Work to be completed
Copy out the rows below word for word, from the first row up to and including the row containing "noise-speckle — [83, 92, 88, 102]".

Rows
====================

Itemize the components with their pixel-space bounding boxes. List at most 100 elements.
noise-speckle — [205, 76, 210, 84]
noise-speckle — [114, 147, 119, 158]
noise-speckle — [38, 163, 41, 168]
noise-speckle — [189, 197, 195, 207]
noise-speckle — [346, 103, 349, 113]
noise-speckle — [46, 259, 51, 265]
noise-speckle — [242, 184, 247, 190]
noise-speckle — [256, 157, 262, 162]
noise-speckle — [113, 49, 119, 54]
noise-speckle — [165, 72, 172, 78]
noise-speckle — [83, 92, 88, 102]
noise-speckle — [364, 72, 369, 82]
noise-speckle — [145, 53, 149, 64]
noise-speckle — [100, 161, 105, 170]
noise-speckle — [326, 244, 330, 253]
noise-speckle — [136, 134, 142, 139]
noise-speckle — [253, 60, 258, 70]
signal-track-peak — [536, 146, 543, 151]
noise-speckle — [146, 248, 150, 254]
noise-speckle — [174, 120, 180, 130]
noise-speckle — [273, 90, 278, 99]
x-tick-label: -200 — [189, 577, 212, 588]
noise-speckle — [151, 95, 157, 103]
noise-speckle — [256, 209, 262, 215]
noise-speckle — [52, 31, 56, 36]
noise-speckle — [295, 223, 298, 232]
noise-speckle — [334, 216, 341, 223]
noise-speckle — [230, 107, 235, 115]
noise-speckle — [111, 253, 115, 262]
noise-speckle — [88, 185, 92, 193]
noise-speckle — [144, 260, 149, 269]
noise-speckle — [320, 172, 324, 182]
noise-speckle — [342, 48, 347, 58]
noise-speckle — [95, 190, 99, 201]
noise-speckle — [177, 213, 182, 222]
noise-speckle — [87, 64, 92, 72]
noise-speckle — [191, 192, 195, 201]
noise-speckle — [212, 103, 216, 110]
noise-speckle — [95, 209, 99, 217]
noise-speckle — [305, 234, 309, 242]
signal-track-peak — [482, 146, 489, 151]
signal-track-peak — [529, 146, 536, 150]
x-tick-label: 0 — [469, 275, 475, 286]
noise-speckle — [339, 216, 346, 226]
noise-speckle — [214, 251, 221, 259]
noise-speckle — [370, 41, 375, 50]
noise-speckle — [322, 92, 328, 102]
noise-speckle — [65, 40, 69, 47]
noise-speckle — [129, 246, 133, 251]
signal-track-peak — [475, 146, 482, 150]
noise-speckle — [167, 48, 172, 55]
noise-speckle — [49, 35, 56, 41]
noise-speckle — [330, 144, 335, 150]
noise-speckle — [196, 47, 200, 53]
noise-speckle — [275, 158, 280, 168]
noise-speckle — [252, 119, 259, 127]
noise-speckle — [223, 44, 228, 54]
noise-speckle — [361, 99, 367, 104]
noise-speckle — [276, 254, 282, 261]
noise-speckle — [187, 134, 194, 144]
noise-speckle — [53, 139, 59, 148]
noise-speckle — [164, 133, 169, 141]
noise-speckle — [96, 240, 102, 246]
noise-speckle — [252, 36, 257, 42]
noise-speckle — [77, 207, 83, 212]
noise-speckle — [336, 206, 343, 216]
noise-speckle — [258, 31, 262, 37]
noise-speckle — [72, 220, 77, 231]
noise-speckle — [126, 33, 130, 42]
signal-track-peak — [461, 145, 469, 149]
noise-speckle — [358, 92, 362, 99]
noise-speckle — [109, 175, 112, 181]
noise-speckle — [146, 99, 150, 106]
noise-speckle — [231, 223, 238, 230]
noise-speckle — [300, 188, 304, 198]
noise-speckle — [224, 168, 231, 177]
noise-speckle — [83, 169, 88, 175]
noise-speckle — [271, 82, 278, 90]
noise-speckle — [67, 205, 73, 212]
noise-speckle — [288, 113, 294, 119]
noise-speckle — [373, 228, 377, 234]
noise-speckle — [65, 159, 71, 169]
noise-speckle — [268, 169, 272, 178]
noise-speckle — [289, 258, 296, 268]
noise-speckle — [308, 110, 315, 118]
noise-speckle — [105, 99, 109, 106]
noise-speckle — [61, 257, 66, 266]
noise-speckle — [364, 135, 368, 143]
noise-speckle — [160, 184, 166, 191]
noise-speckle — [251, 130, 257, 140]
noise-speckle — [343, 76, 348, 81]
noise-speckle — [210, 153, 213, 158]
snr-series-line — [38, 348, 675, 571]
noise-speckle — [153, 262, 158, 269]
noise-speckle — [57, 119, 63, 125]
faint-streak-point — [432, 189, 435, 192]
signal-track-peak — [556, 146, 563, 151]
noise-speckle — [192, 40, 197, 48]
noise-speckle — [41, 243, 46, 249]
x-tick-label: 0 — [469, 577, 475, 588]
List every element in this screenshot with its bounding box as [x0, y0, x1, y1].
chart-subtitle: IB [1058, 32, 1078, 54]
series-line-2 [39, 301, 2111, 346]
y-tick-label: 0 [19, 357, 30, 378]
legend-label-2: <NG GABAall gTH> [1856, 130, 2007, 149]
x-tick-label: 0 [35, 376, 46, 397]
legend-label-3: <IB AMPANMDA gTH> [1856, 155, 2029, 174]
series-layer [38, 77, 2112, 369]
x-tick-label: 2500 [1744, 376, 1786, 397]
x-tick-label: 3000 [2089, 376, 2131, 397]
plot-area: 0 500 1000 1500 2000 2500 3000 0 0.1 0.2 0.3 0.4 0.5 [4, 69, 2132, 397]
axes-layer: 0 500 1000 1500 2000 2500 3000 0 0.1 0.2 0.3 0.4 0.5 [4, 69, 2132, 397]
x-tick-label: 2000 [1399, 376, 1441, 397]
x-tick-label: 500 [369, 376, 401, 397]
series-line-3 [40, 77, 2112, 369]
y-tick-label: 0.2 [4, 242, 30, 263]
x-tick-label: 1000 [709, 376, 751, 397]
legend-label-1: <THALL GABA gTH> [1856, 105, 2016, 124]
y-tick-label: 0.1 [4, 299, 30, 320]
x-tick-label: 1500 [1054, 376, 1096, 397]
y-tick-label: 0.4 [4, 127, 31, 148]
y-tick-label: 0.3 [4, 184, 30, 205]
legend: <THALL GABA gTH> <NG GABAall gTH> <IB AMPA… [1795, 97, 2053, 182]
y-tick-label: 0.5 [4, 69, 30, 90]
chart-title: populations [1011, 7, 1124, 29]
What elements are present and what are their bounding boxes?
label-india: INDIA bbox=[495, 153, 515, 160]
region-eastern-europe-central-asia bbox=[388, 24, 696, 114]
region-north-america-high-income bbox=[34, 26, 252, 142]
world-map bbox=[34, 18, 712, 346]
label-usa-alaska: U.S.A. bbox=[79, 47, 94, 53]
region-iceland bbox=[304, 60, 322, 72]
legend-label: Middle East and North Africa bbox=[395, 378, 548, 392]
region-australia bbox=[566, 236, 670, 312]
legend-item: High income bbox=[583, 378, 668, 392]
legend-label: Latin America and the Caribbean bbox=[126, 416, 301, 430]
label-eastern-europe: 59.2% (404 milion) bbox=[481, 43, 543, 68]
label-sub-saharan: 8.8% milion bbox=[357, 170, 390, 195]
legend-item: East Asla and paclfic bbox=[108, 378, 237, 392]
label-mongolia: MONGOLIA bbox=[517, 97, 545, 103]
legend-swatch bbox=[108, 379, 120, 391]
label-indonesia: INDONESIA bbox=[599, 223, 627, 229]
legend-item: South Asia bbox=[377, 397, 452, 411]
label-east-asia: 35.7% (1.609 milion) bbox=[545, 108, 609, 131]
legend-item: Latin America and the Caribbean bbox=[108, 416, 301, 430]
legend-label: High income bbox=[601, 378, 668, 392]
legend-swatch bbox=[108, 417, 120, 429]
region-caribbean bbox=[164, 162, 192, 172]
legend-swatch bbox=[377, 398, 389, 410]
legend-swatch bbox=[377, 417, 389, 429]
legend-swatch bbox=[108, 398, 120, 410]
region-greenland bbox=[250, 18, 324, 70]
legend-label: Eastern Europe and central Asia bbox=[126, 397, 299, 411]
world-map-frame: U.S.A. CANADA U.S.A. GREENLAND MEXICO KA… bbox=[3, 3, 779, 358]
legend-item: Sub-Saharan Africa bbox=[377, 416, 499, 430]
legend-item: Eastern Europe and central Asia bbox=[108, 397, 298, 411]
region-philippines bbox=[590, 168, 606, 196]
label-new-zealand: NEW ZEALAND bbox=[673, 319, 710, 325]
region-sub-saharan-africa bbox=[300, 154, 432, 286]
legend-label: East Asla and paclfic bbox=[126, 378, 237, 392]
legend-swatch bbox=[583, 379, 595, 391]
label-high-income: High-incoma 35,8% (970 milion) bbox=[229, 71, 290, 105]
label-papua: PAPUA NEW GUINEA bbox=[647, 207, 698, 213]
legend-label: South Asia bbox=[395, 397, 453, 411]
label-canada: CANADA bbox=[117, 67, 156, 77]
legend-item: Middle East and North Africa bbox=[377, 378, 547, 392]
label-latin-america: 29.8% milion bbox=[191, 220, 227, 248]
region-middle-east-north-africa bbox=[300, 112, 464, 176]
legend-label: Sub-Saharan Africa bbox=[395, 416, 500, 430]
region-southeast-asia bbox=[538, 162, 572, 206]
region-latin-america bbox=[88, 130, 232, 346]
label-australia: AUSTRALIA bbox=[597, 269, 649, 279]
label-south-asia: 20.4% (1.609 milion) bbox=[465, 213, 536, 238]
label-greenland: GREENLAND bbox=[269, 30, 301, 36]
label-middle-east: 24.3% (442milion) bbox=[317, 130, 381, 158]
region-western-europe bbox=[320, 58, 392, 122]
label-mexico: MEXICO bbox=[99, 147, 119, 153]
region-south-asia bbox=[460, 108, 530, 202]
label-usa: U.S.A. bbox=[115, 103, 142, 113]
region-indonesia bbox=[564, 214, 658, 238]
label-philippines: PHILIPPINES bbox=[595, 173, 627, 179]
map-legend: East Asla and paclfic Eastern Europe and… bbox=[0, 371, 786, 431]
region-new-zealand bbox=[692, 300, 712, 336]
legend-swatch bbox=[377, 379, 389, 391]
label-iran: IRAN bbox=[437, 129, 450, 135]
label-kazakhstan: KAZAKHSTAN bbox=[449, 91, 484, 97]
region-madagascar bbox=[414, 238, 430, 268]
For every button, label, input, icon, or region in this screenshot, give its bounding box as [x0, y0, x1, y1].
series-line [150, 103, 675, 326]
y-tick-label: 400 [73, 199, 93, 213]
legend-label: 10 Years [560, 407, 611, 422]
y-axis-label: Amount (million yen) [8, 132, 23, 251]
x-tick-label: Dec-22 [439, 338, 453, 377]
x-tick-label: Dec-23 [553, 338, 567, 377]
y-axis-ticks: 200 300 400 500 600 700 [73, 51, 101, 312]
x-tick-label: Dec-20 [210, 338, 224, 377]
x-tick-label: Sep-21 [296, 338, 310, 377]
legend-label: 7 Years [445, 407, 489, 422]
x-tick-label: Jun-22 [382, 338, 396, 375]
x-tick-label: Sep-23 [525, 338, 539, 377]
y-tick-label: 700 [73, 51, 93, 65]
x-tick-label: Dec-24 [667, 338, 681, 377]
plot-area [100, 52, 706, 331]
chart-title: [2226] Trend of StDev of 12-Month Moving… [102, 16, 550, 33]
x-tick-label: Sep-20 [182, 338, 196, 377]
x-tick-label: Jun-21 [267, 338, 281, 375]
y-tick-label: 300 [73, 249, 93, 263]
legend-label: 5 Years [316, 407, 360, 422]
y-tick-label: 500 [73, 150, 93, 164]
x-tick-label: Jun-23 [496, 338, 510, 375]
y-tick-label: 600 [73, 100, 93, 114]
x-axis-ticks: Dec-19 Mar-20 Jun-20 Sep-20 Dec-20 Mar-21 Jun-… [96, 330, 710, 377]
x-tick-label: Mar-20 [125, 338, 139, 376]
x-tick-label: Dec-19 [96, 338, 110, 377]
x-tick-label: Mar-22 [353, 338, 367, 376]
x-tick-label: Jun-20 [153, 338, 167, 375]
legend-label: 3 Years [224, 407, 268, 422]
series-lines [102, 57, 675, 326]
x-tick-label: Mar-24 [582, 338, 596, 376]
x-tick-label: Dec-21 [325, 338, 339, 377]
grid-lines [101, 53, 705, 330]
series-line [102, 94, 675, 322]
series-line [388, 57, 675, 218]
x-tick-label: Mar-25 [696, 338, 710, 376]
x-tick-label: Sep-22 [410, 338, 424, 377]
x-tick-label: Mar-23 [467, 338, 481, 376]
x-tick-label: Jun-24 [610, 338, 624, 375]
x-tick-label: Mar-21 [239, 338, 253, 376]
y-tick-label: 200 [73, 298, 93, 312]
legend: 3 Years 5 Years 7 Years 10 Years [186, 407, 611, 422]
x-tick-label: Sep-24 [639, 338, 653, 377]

====================

Answer to this problem
Itemize the components with their pixel-space bounding boxes. List at most 100 elements.
noise-speckle — [205, 76, 210, 84]
noise-speckle — [114, 147, 119, 158]
noise-speckle — [38, 163, 41, 168]
noise-speckle — [189, 197, 195, 207]
noise-speckle — [346, 103, 349, 113]
noise-speckle — [46, 259, 51, 265]
noise-speckle — [242, 184, 247, 190]
noise-speckle — [256, 157, 262, 162]
noise-speckle — [113, 49, 119, 54]
noise-speckle — [165, 72, 172, 78]
noise-speckle — [83, 92, 88, 102]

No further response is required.